**TASK**
Check the listing below line by line and report how many lines hold "include", with no other words.

**DATASET ROWS**
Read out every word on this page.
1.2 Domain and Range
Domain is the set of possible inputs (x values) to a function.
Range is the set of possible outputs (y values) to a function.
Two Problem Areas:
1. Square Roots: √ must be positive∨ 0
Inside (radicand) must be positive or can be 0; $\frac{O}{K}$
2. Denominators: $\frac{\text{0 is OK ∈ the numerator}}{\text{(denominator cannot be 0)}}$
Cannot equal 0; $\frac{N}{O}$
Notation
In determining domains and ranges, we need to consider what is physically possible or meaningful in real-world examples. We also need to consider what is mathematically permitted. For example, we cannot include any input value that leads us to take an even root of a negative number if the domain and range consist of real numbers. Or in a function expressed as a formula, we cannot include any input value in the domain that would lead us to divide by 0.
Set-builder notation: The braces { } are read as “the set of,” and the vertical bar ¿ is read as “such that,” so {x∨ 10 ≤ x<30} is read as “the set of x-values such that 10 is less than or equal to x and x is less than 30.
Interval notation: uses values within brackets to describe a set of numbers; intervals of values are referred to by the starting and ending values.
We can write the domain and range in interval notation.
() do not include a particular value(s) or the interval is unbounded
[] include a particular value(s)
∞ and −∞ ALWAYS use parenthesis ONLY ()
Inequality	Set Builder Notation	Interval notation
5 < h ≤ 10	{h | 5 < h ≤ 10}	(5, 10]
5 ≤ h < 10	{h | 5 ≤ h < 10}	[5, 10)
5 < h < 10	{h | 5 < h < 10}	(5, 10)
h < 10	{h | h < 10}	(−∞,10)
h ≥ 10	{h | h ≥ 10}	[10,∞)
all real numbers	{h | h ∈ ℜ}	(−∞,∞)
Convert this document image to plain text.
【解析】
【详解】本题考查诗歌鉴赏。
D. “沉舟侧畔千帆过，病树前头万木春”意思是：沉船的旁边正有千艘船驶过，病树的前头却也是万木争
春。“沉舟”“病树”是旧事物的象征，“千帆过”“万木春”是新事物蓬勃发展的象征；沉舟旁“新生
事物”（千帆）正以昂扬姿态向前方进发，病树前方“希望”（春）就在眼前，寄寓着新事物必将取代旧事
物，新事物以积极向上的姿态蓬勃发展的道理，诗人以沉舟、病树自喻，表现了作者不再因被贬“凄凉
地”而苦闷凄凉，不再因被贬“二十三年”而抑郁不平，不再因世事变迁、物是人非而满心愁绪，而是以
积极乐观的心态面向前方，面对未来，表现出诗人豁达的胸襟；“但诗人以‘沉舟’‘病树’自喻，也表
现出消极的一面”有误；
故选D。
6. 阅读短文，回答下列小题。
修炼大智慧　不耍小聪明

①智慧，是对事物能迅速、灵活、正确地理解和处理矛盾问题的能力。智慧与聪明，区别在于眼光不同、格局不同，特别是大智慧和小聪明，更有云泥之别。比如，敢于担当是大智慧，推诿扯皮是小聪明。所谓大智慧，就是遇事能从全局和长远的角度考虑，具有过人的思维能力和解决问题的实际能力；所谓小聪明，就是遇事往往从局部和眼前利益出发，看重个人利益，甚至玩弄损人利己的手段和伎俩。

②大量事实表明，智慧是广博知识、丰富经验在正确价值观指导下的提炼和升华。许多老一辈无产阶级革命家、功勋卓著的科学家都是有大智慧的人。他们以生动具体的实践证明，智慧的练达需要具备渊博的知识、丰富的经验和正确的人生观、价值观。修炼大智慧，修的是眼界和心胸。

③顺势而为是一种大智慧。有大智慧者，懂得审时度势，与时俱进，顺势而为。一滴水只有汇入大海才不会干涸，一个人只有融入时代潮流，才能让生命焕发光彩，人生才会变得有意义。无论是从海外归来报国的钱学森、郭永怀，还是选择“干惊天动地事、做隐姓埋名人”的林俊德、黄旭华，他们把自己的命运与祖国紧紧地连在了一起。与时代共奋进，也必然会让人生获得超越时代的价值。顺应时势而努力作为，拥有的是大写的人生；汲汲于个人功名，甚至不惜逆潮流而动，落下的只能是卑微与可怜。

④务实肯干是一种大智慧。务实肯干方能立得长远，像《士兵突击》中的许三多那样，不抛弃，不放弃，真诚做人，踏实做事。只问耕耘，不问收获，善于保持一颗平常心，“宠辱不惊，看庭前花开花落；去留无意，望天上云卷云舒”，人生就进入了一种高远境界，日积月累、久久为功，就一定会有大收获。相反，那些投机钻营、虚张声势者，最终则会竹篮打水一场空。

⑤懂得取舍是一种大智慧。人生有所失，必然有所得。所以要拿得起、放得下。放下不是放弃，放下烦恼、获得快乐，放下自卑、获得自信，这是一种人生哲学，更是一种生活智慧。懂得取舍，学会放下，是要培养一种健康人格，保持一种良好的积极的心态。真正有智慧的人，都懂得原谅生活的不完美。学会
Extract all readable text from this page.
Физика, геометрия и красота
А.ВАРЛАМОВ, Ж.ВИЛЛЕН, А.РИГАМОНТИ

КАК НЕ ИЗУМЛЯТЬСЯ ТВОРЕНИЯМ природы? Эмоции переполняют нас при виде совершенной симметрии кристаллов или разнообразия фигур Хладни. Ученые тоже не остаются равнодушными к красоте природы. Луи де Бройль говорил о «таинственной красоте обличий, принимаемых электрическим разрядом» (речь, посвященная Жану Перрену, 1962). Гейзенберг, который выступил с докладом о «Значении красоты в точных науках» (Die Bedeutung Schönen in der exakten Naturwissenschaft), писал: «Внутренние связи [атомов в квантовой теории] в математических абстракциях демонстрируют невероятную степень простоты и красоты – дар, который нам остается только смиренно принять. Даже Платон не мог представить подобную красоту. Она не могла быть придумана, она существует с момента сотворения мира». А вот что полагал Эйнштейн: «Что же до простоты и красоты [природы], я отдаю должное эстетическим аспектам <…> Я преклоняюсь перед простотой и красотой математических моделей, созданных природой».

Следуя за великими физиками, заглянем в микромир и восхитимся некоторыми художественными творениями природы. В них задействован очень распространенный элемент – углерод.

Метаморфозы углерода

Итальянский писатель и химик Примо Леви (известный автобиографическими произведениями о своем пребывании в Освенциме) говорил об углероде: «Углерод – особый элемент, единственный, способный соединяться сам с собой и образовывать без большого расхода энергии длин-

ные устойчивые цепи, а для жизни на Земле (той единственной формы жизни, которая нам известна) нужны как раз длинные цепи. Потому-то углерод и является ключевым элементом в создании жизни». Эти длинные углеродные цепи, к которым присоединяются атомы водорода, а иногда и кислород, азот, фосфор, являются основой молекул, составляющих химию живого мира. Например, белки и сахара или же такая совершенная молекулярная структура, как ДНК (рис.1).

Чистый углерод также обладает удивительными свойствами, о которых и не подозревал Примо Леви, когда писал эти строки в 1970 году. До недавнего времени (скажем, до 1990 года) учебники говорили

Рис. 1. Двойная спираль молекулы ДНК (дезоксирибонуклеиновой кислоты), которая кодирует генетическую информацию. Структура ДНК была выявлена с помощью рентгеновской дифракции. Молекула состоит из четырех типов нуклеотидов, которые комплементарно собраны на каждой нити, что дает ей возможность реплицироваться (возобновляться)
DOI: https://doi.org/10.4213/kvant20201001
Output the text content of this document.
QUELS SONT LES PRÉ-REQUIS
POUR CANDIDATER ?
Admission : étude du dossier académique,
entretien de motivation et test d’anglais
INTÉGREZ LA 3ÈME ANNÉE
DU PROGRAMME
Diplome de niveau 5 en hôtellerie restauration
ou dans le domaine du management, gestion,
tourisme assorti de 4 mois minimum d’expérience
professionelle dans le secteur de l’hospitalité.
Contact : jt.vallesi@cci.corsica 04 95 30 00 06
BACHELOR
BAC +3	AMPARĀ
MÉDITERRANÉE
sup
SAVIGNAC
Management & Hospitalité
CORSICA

**FINAL ANSWER**
3